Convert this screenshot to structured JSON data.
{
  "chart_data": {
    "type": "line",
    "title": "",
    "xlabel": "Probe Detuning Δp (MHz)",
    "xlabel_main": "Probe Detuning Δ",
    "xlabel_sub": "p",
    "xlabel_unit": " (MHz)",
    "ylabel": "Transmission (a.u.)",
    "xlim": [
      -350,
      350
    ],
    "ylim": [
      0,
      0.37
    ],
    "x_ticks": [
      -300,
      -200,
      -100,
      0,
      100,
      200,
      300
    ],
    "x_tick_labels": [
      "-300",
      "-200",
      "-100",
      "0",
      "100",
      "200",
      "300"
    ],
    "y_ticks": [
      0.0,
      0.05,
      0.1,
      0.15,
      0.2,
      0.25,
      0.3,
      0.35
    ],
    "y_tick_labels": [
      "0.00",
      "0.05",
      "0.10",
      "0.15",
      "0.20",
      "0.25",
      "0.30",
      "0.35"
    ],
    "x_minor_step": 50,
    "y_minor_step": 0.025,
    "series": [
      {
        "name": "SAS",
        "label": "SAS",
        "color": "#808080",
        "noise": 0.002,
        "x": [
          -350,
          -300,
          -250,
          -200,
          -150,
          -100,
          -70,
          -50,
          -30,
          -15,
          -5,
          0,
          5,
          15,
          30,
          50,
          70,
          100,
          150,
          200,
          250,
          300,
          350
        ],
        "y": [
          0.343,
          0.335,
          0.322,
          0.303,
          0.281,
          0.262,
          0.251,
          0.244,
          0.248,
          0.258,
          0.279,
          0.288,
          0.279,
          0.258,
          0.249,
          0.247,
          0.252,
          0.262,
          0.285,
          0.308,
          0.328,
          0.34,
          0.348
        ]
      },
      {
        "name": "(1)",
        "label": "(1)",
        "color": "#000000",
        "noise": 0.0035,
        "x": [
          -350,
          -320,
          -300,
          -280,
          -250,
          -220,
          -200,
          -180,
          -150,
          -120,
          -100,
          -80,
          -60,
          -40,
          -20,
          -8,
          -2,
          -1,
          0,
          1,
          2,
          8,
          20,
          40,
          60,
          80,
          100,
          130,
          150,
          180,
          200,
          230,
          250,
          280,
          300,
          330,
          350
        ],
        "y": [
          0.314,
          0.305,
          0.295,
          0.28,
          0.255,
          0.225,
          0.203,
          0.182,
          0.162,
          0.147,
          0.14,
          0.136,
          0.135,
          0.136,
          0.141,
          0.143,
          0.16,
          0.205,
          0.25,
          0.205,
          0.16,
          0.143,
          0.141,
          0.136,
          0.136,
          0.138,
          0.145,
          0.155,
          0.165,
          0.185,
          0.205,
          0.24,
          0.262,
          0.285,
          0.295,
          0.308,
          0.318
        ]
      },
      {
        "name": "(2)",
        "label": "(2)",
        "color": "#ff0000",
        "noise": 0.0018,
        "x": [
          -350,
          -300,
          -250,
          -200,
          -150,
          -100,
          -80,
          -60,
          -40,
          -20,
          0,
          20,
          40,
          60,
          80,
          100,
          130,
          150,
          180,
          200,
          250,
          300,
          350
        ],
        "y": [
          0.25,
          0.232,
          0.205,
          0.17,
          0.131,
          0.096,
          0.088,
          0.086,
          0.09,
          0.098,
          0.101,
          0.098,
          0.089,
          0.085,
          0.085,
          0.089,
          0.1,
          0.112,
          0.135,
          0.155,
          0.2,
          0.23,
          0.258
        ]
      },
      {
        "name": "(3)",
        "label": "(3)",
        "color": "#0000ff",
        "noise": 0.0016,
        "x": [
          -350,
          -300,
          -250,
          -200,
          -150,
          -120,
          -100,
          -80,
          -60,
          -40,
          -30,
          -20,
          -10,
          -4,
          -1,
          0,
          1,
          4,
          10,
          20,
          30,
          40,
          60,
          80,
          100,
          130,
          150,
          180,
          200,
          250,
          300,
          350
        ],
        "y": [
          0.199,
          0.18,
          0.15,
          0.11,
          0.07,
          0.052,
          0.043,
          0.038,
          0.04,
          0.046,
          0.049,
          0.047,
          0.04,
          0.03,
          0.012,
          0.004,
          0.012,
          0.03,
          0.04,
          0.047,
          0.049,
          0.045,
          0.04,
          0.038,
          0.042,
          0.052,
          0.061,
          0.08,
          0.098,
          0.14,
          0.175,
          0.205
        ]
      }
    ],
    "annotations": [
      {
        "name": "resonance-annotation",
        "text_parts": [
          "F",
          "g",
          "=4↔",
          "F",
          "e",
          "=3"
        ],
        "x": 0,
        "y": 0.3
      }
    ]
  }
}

================

== Work instructions ==
Return the entries above exactly as they appear.

== Response for this exercise ==
Convert this screenshot to structured JSON data.
{
  "chart_data": {
    "type": "line",
    "title": "",
    "xlabel": "Probe Detuning Δp (MHz)",
    "xlabel_main": "Probe Detuning Δ",
    "xlabel_sub": "p",
    "xlabel_unit": " (MHz)",
    "ylabel": "Transmission (a.u.)",
    "xlim": [
      -350,
      350
    ],
    "ylim": [
      0,
      0.37
    ],
    "x_ticks": [
      -300,
      -200,
      -100,
      0,
      100,
      200,
      300
    ],
    "x_tick_labels": [
      "-300",
      "-200",
      "-100",
      "0",
      "100",
      "200",
      "300"
    ],
    "y_ticks": [
      0.0,
      0.05,
      0.1,
      0.15,
      0.2,
      0.25,
      0.3,
      0.35
    ],
    "y_tick_labels": [
      "0.00",
      "0.05",
      "0.10",
      "0.15",
      "0.20",
      "0.25",
      "0.30",
      "0.35"
    ],
    "x_minor_step": 50,
    "y_minor_step": 0.025,
    "series": [
      {
        "name": "SAS",
        "label": "SAS",
        "color": "#808080",
        "noise": 0.002,
        "x": [
          -350,
          -300,
          -250,
          -200,
          -150,
          -100,
          -70,
          -50,
          -30,
          -15,
          -5,
          0,
          5,
          15,
          30,
          50,
          70,
          100,
          150,
          200,
          250,
          300,
          350
        ],
        "y": [
          0.343,
          0.335,
          0.322,
          0.303,
          0.281,
          0.262,
          0.251,
          0.244,
          0.248,
          0.258,
          0.279,
          0.288,
          0.279,
          0.258,
          0.249,
          0.247,
          0.252,
          0.262,
          0.285,
          0.308,
          0.328,
          0.34,
          0.348
        ]
      },
      {
        "name": "(1)",
        "label": "(1)",
        "color": "#000000",
        "noise": 0.0035,
        "x": [
          -350,
          -320,
          -300,
          -280,
          -250,
          -220,
          -200,
          -180,
          -150,
          -120,
          -100,
          -80,
          -60,
          -40,
          -20,
          -8,
          -2,
          -1,
          0,
          1,
          2,
          8,
          20,
          40,
          60,
          80,
          100,
          130,
          150,
          180,
          200,
          230,
          250,
          280,
          300,
          330,
          350
        ],
        "y": [
          0.314,
          0.305,
          0.295,
          0.28,
          0.255,
          0.225,
          0.203,
          0.182,
          0.162,
          0.147,
          0.14,
          0.136,
          0.135,
          0.136,
          0.141,
          0.143,
          0.16,
          0.205,
          0.25,
          0.205,
          0.16,
          0.143,
          0.141,
          0.136,
          0.136,
          0.138,
          0.145,
          0.155,
          0.165,
          0.185,
          0.205,
          0.24,
          0.262,
          0.285,
          0.295,
          0.308,
          0.318
        ]
      },
      {
        "name": "(2)",
        "label": "(2)",
        "color": "#ff0000",
        "noise": 0.0018,
        "x": [
          -350,
          -300,
          -250,
          -200,
          -150,
          -100,
          -80,
          -60,
          -40,
          -20,
          0,
          20,
          40,
          60,
          80,
          100,
          130,
          150,
          180,
          200,
          250,
          300,
          350
        ],
        "y": [
          0.25,
          0.232,
          0.205,
          0.17,
          0.131,
          0.096,
          0.088,
          0.086,
          0.09,
          0.098,
          0.101,
          0.098,
          0.089,
          0.085,
          0.085,
          0.089,
          0.1,
          0.112,
          0.135,
          0.155,
          0.2,
          0.23,
          0.258
        ]
      },
      {
        "name": "(3)",
        "label": "(3)",
        "color": "#0000ff",
        "noise": 0.0016,
        "x": [
          -350,
          -300,
          -250,
          -200,
          -150,
          -120,
          -100,
          -80,
          -60,
          -40,
          -30,
          -20,
          -10,
          -4,
          -1,
          0,
          1,
          4,
          10,
          20,
          30,
          40,
          60,
          80,
          100,
          130,
          150,
          180,
          200,
          250,
          300,
          350
        ],
        "y": [
          0.199,
          0.18,
          0.15,
          0.11,
          0.07,
          0.052,
          0.043,
          0.038,
          0.04,
          0.046,
          0.049,
          0.047,
          0.04,
          0.03,
          0.012,
          0.004,
          0.012,
          0.03,
          0.04,
          0.047,
          0.049,
          0.045,
          0.04,
          0.038,
          0.042,
          0.052,
          0.061,
          0.08,
          0.098,
          0.14,
          0.175,
          0.205
        ]
      }
    ],
    "annotations": [
      {
        "name": "resonance-annotation",
        "text_parts": [
          "F",
          "g",
          "=4↔",
          "F",
          "e",
          "=3"
        ],
        "x": 0,
        "y": 0.3
      }
    ]
  }
}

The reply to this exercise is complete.